What the task asks:
Copy every line that mentions the word "пути".

[START OF Records for the exercise]

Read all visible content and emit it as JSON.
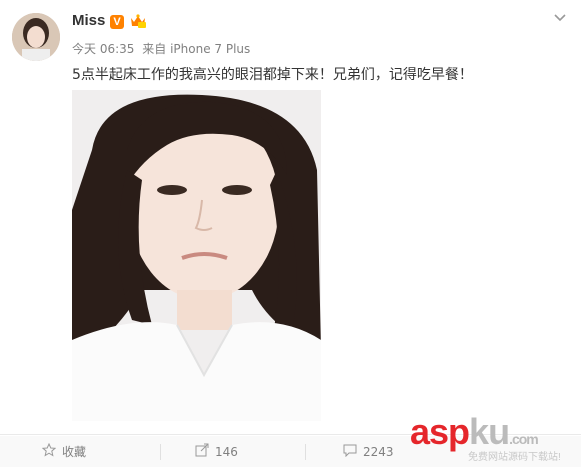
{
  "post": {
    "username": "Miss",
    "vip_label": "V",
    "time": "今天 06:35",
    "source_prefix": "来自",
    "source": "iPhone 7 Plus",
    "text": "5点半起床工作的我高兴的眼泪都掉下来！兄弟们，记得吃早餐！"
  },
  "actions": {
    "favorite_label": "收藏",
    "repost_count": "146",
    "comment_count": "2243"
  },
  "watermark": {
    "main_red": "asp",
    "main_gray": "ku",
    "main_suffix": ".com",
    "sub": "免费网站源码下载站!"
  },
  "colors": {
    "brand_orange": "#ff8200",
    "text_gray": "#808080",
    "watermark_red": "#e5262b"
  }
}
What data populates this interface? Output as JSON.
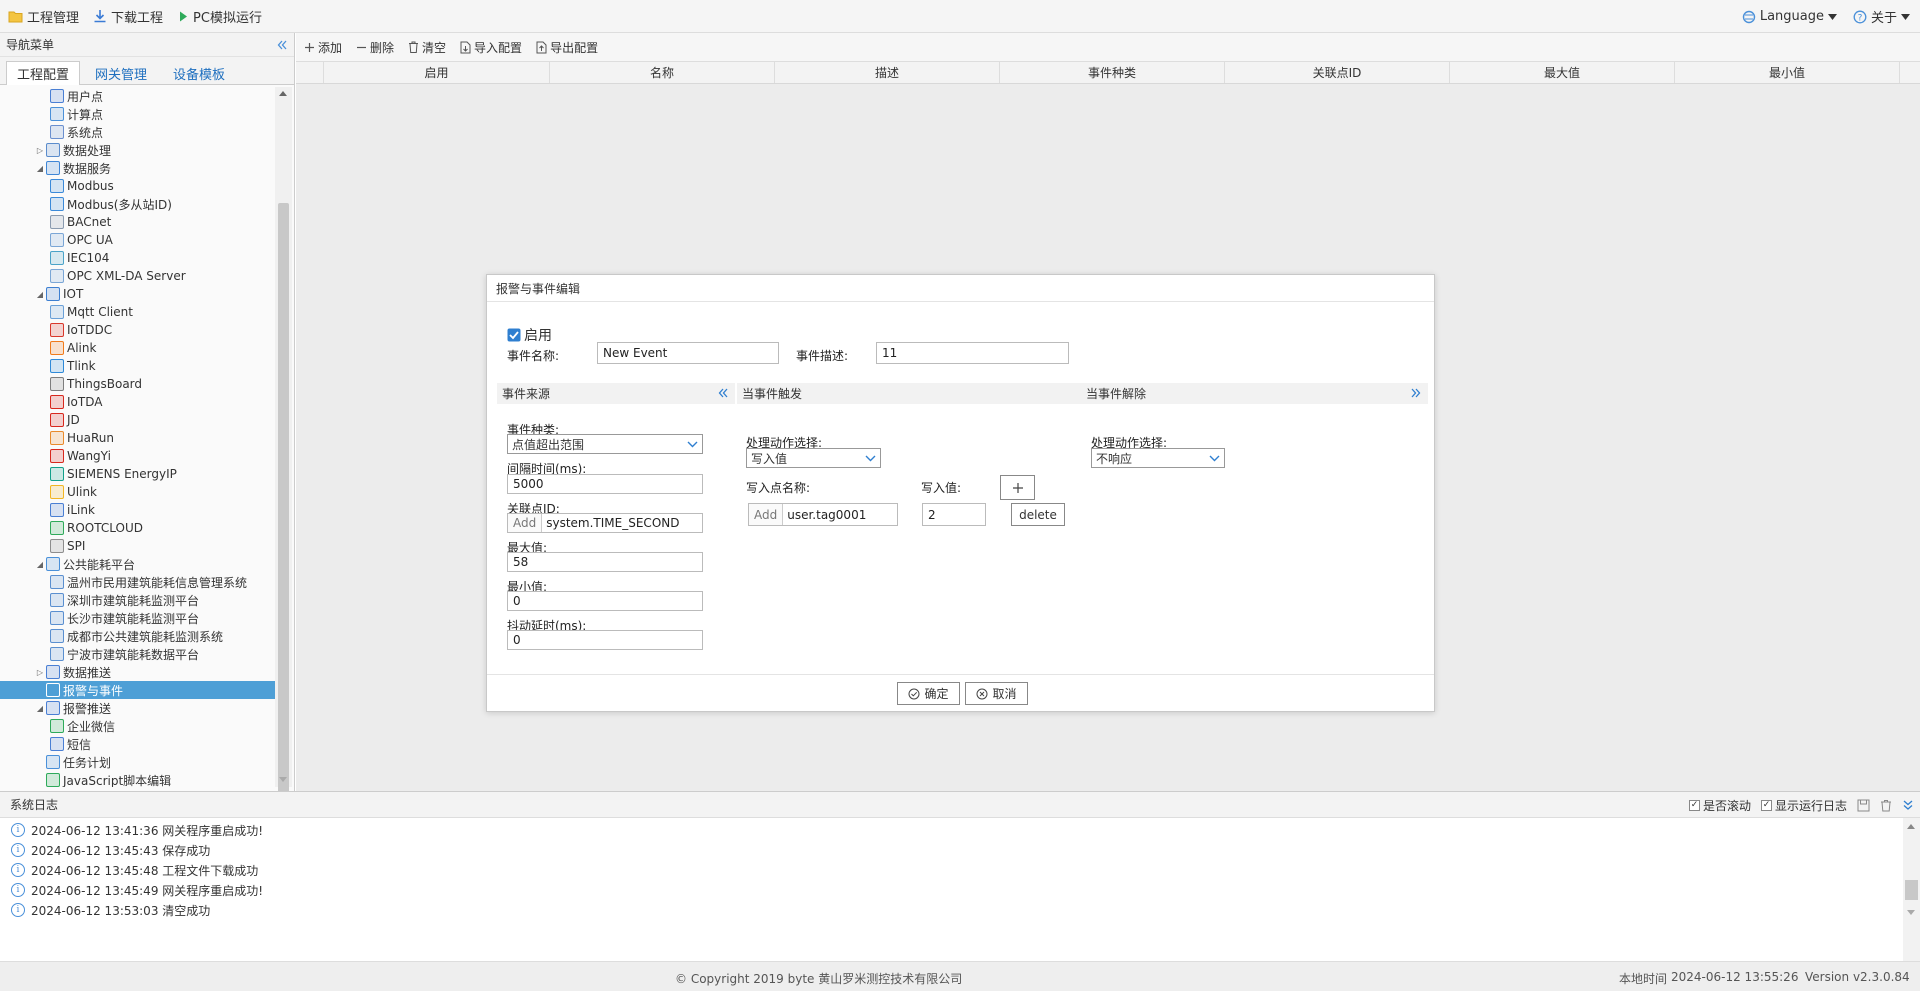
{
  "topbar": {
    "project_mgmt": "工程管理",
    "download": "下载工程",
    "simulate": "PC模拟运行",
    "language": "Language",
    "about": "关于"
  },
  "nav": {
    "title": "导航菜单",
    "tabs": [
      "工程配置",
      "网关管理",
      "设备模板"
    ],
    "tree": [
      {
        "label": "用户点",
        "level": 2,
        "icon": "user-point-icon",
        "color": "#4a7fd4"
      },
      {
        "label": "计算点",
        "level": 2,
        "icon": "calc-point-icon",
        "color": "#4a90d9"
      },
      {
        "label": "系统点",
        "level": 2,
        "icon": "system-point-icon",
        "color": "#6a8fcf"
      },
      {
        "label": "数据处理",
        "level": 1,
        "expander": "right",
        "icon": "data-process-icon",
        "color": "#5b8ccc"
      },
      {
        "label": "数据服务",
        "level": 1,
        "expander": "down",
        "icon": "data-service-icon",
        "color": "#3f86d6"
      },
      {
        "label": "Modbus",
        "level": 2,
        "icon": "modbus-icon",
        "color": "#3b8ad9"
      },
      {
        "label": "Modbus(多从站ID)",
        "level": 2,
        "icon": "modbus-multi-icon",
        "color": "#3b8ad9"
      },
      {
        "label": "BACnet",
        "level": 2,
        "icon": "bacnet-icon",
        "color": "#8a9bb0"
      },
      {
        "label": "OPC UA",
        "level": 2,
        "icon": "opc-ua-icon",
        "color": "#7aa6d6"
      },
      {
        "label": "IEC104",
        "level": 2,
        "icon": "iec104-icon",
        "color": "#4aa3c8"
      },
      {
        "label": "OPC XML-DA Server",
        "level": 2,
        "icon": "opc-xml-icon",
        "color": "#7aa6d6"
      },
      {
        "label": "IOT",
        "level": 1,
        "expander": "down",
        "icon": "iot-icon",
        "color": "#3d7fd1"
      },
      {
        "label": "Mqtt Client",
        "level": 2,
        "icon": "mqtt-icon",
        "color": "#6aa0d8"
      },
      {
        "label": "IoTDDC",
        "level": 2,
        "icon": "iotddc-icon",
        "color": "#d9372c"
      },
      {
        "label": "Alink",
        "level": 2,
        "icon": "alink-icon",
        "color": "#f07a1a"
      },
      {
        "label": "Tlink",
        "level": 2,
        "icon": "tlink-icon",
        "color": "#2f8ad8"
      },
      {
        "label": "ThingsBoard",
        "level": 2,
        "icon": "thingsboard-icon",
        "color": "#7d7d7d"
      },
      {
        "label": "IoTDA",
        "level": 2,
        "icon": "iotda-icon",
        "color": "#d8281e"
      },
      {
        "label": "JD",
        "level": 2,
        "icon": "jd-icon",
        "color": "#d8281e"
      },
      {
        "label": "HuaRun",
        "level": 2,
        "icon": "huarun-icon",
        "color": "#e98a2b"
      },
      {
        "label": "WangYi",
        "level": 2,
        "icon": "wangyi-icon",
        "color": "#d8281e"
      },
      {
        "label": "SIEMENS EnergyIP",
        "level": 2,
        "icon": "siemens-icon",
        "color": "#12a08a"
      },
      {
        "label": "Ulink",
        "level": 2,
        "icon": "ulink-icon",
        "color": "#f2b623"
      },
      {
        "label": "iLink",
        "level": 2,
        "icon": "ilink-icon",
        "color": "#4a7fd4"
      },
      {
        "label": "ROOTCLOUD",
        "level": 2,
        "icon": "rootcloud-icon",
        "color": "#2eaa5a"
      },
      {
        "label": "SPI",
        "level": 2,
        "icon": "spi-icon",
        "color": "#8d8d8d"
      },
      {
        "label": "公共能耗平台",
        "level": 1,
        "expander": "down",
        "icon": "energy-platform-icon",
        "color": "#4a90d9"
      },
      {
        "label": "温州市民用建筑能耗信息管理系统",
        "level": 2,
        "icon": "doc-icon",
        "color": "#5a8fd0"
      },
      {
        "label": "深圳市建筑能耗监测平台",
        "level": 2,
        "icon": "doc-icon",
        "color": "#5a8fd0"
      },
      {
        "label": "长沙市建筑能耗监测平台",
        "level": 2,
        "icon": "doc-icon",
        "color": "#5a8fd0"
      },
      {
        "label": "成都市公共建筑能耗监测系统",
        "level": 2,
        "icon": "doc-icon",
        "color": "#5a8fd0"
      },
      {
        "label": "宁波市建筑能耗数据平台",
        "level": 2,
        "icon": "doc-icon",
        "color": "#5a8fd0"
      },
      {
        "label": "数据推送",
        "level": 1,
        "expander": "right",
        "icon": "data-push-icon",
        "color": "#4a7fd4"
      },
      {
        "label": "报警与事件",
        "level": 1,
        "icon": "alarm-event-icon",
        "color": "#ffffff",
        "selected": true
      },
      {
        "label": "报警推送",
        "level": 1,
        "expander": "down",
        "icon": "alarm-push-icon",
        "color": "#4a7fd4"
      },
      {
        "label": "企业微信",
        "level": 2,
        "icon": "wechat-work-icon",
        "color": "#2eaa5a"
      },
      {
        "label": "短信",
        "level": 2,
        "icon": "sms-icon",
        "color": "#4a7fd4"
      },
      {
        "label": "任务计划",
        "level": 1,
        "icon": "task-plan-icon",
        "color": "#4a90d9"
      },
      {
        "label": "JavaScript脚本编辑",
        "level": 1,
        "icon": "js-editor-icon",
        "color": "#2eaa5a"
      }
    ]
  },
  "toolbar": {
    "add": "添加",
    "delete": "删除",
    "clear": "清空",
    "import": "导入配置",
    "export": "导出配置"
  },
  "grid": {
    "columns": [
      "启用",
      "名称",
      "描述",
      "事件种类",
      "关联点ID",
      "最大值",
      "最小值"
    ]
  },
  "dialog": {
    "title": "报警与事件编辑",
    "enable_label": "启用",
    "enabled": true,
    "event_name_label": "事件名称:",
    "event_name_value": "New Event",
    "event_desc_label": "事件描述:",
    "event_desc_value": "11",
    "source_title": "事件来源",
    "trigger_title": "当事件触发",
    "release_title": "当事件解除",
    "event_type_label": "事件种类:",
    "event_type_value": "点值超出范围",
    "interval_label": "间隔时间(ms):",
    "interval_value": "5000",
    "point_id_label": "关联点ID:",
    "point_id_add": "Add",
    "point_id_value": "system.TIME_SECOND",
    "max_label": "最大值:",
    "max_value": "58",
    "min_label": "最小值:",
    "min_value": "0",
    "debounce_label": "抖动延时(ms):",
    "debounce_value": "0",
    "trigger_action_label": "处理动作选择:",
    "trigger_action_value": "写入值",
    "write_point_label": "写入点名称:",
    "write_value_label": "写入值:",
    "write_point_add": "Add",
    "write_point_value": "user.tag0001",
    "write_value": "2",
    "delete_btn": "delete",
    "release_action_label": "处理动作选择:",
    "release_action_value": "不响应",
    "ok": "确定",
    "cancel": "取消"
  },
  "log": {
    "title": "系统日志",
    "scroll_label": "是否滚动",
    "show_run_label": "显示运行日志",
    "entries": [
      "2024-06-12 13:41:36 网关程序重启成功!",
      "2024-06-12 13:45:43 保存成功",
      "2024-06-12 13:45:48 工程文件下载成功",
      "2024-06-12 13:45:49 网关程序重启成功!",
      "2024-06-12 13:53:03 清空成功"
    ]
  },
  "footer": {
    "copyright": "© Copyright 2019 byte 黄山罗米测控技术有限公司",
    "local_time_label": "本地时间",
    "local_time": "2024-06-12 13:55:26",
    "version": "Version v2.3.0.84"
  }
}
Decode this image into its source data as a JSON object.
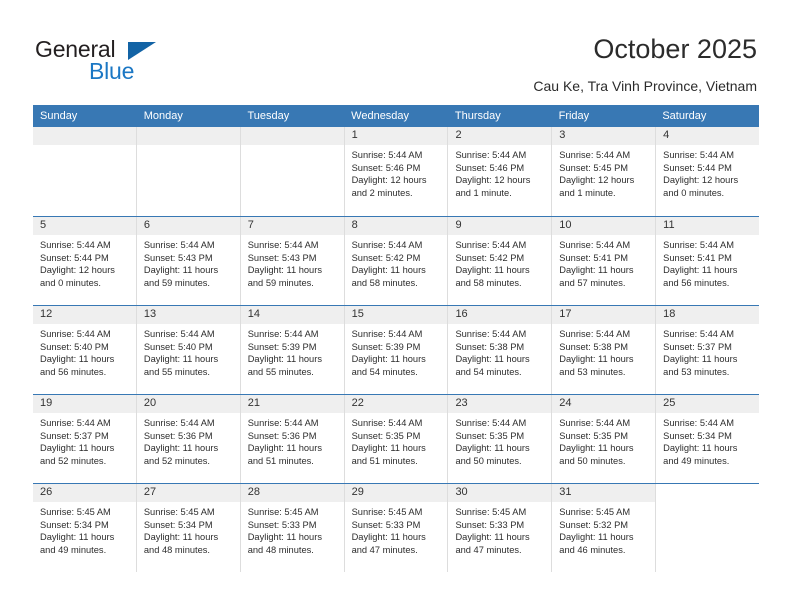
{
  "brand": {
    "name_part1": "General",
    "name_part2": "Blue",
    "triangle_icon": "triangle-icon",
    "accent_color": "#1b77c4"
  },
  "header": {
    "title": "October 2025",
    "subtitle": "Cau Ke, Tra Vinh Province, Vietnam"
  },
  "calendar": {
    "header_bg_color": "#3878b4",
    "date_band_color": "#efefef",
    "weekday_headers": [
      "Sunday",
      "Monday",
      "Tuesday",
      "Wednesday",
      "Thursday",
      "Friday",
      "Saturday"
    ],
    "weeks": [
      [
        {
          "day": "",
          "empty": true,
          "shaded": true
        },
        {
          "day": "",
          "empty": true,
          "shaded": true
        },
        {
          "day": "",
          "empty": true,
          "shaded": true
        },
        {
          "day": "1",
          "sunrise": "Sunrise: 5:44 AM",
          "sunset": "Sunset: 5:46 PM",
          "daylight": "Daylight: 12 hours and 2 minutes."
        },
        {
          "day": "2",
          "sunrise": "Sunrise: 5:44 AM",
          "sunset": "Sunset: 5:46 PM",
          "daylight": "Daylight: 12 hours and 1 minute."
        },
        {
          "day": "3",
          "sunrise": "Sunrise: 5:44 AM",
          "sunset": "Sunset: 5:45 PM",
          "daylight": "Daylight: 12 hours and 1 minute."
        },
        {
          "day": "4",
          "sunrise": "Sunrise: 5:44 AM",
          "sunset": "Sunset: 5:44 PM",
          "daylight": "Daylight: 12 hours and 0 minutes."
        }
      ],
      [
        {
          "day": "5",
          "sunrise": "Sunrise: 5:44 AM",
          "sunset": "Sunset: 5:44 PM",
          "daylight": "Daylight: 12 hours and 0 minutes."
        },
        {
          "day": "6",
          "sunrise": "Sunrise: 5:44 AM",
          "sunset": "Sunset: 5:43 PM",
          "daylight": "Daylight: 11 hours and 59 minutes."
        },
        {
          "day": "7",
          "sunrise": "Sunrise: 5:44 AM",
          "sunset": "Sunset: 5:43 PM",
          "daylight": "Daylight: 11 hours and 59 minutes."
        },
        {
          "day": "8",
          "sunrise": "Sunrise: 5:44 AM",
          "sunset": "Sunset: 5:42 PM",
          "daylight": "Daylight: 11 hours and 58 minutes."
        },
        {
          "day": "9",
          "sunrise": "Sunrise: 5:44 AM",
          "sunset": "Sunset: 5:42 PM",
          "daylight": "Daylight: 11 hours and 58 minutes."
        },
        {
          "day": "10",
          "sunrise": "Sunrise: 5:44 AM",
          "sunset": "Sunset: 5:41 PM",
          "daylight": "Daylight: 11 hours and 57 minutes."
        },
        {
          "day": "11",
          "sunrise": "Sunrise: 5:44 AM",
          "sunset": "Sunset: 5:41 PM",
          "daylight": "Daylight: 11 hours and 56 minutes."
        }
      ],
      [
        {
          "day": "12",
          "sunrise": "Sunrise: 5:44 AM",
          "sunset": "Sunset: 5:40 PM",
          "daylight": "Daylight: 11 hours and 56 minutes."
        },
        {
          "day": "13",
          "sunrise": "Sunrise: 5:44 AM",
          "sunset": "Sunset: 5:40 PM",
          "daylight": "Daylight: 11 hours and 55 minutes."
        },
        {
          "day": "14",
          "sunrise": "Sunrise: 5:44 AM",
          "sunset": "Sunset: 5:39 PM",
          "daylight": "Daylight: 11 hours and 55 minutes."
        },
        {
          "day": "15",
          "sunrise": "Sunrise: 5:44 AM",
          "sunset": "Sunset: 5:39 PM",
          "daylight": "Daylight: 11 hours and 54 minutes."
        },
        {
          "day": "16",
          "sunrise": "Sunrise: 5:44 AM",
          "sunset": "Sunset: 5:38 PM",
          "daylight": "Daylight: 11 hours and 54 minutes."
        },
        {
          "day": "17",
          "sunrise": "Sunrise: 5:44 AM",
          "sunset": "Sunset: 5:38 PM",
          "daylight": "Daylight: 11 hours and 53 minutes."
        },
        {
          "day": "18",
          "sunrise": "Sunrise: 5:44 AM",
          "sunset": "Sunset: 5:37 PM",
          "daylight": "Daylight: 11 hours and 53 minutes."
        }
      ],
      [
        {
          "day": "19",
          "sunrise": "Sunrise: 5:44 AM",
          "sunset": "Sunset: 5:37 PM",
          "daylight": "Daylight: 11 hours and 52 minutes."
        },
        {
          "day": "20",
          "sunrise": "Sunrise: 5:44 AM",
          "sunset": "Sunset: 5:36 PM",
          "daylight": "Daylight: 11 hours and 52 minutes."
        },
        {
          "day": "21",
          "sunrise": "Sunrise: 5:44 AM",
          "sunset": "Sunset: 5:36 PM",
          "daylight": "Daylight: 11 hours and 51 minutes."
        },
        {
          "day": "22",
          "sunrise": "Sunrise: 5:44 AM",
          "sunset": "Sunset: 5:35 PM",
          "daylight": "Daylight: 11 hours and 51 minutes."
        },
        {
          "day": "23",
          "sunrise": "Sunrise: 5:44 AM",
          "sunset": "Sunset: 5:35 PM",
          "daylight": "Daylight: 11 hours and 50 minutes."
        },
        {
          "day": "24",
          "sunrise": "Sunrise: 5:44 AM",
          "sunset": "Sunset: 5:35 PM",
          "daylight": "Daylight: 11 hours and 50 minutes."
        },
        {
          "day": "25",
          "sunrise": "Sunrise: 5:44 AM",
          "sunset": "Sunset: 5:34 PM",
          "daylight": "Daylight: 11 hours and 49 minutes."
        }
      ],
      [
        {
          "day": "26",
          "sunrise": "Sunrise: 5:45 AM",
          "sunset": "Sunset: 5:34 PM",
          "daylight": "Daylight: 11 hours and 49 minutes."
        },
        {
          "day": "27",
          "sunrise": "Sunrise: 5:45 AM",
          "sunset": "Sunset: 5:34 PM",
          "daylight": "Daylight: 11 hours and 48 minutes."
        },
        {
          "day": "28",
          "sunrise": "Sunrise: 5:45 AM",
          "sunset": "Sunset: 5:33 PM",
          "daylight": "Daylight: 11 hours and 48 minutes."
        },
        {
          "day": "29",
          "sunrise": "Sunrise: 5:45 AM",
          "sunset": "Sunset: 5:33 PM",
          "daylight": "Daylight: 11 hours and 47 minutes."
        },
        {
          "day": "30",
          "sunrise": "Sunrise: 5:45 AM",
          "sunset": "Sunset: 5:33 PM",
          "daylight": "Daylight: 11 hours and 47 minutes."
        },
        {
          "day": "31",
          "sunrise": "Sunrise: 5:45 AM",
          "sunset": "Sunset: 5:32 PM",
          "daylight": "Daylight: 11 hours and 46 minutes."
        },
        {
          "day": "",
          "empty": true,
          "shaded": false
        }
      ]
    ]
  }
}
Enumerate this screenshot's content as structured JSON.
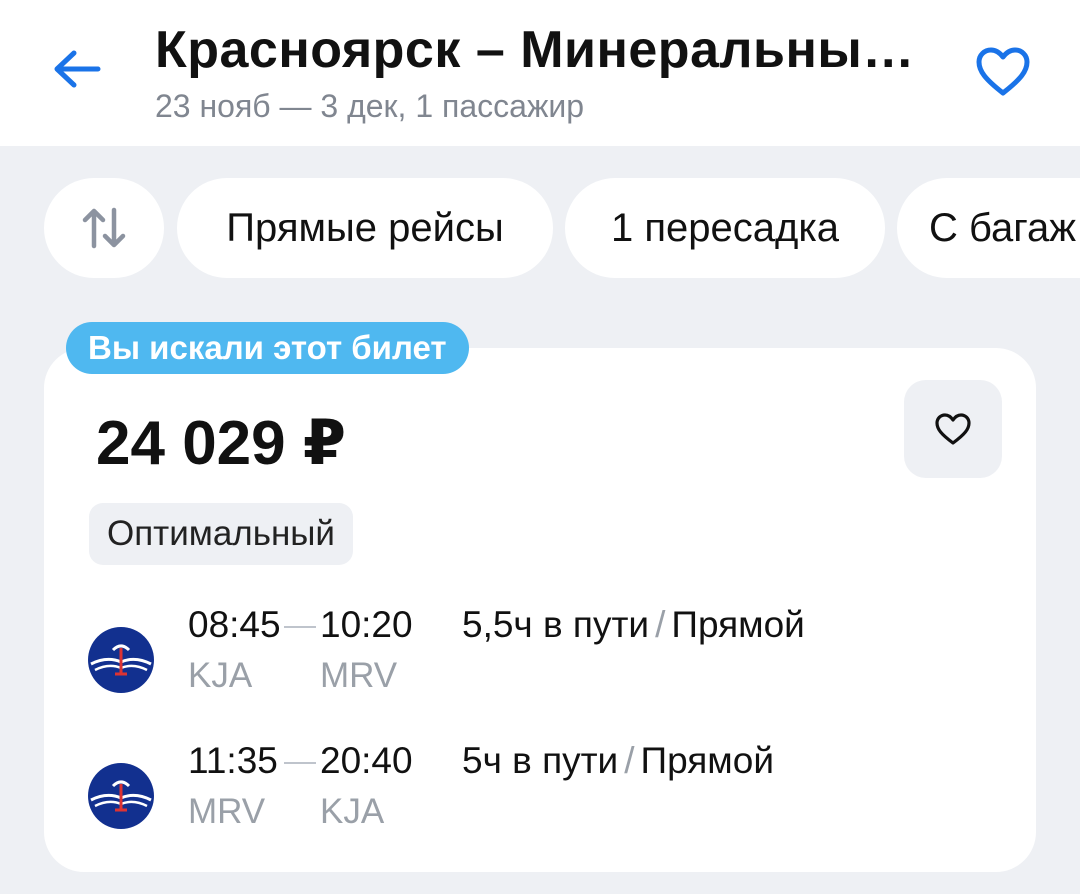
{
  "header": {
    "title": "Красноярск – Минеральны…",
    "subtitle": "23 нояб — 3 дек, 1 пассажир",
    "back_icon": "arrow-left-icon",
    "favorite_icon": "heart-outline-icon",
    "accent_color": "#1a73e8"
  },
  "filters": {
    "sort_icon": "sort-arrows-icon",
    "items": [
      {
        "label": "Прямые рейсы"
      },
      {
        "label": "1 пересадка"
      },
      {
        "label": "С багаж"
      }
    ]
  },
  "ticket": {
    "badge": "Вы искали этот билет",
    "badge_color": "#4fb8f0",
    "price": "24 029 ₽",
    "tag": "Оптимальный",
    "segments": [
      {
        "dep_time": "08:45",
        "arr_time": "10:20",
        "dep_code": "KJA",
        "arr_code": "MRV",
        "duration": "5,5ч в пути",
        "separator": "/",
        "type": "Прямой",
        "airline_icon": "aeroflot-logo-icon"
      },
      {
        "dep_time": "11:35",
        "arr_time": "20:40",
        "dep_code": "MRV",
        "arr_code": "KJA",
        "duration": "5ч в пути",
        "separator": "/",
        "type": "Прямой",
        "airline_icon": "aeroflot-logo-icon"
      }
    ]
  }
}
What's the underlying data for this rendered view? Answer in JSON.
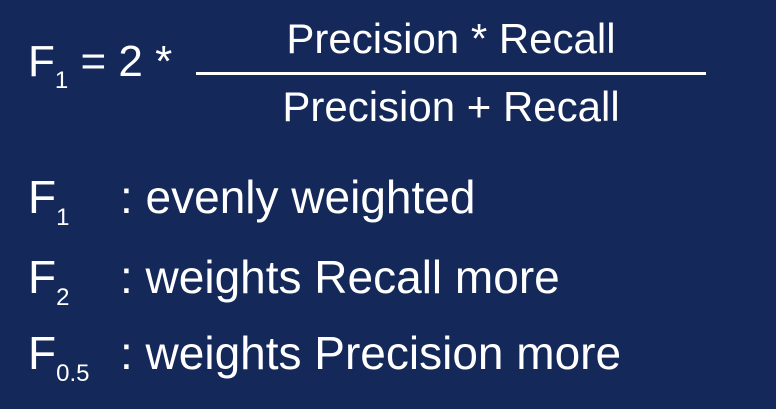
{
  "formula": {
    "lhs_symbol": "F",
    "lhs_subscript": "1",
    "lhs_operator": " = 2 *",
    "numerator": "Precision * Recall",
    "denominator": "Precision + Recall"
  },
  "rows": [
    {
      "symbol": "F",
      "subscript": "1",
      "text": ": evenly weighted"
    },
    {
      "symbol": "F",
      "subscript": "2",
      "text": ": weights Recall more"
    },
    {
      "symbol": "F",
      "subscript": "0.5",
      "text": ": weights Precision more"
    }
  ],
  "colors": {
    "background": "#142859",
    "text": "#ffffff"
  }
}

[END OF Records for the exercise]

Output of the task:
        "duration": "5,5ч в пути",
        "duration": "5ч в пути",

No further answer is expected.